Goal of the exercise:
Show every line that has the string "During" in it.
>> Begin Exercise data
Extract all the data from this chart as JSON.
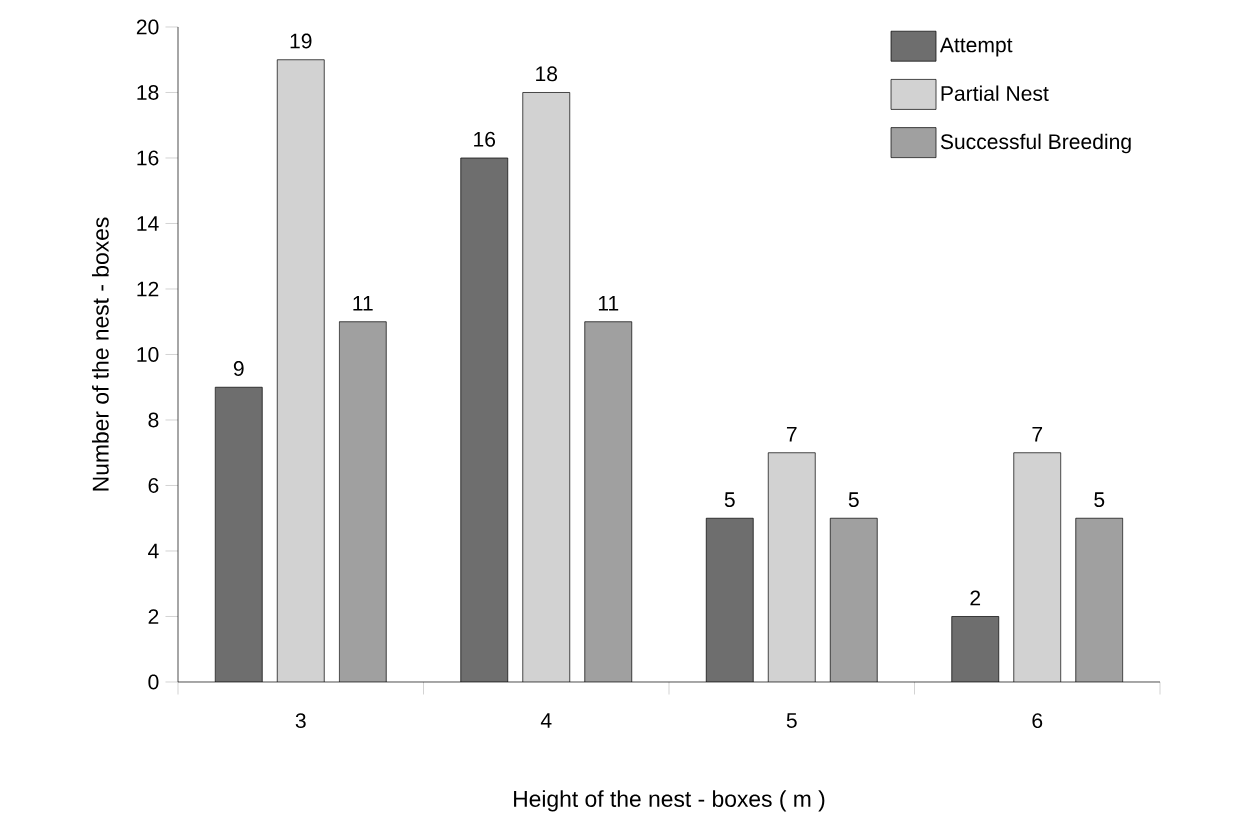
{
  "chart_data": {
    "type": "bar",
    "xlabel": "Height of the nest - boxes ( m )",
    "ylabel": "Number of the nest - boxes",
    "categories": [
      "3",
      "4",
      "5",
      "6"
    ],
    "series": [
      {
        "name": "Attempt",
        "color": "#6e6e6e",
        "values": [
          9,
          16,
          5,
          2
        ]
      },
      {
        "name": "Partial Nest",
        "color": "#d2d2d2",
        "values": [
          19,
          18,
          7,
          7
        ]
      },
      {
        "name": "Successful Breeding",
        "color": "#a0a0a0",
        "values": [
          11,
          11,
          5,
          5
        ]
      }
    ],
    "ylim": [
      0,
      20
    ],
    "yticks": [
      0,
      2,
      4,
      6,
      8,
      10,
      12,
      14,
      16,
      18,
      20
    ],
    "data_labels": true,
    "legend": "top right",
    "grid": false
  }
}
>> End Exercise data
>> Begin Exercise data
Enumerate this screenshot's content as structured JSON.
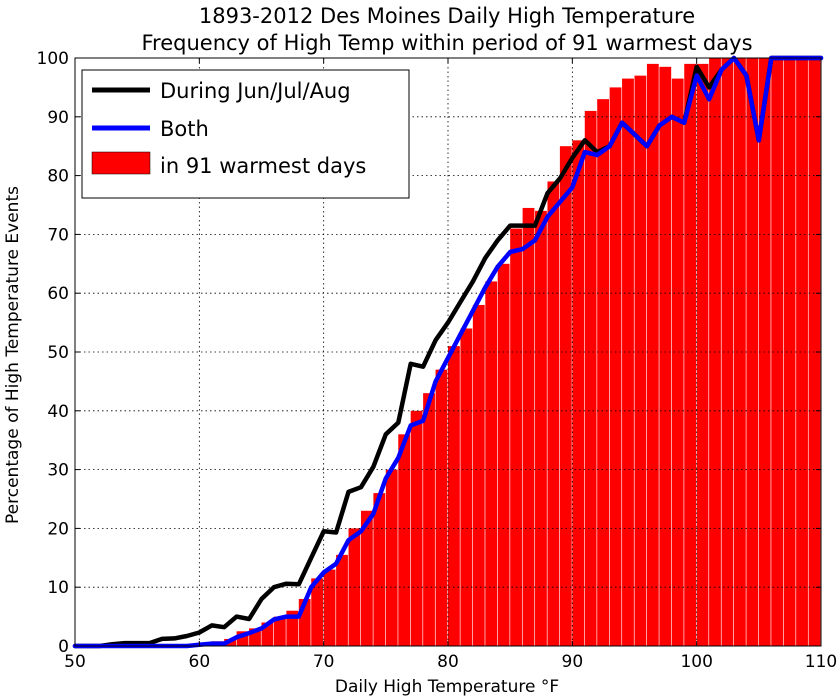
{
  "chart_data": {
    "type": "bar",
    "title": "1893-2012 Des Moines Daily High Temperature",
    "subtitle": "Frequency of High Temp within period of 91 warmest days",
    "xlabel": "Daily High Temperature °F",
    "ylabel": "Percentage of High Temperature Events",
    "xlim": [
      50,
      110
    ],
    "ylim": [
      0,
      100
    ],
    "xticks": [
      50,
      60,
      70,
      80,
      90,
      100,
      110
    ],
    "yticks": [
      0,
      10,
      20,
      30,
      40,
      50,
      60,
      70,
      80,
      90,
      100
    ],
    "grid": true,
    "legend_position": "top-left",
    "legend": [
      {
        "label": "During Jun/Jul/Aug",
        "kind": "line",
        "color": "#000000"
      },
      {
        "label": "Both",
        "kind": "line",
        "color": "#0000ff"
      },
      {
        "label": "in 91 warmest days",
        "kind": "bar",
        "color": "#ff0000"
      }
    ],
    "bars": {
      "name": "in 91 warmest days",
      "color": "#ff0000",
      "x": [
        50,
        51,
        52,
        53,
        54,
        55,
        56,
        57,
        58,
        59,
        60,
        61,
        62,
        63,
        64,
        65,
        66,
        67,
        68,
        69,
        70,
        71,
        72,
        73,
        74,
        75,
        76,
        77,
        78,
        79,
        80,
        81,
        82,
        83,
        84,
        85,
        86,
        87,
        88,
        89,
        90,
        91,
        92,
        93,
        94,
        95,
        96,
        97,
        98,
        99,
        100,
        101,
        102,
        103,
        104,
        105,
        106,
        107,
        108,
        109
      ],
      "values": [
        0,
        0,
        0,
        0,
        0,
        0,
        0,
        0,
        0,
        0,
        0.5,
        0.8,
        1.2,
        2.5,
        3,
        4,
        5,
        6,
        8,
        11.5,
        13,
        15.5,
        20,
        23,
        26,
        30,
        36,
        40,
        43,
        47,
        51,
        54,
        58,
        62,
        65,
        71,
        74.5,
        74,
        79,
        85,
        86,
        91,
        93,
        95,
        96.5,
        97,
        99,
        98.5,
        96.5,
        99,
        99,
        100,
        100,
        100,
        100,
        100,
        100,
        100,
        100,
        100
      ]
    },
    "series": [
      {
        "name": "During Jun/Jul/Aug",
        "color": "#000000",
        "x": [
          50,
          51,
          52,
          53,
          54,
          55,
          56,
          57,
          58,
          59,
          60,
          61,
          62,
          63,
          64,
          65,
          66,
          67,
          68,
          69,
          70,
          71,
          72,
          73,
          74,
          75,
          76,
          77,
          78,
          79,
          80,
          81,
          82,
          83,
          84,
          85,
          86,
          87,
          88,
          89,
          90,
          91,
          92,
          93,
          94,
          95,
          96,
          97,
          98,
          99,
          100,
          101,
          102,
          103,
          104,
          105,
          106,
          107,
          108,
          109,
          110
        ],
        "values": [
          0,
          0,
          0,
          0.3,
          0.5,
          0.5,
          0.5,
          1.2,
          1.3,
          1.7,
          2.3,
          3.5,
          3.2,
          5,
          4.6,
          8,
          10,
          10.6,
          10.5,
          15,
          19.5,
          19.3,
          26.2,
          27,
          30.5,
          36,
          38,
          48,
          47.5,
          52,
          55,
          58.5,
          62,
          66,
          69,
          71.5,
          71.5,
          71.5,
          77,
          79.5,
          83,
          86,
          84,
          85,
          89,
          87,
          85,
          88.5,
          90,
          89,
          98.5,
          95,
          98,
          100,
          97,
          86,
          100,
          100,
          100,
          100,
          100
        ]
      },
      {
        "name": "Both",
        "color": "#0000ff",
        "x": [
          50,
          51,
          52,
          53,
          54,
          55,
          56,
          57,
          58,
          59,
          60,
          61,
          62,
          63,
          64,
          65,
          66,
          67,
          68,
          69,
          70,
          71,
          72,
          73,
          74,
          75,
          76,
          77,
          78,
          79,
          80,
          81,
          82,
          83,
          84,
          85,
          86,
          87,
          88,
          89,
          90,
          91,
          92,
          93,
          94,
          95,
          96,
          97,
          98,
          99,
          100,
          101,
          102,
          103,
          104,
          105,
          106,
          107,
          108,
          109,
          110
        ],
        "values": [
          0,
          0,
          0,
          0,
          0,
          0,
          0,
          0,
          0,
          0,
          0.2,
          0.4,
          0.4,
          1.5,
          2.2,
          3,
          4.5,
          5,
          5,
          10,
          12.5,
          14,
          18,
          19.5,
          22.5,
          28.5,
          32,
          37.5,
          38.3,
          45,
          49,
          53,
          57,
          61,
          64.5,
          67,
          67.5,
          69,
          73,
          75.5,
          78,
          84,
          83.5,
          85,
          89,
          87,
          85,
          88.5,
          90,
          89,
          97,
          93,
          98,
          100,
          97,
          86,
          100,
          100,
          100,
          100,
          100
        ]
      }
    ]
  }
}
>> End Exercise data
>> Begin Exercise data
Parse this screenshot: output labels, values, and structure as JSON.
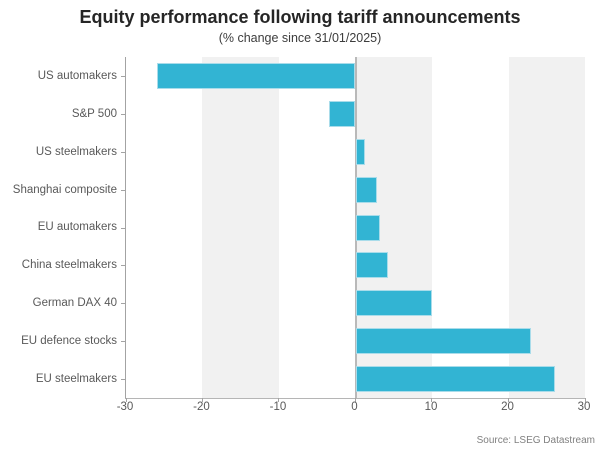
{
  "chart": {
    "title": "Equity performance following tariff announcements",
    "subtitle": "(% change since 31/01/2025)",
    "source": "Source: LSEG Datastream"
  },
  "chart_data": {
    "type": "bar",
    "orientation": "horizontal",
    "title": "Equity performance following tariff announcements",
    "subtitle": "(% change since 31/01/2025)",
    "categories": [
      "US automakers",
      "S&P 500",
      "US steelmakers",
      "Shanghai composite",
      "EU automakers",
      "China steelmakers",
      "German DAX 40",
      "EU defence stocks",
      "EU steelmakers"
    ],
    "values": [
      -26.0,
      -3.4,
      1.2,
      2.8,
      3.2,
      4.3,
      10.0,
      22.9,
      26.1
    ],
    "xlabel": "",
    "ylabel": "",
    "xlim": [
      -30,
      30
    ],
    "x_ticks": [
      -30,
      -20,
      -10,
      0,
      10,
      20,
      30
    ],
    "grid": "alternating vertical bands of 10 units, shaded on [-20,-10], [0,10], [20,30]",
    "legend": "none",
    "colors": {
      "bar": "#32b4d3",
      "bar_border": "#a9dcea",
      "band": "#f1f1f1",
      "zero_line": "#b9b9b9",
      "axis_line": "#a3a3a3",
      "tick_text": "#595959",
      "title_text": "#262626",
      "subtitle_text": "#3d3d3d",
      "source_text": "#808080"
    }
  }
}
>> End Exercise data
Task response:
        "label": "During Jun/Jul/Aug",
        "name": "During Jun/Jul/Aug",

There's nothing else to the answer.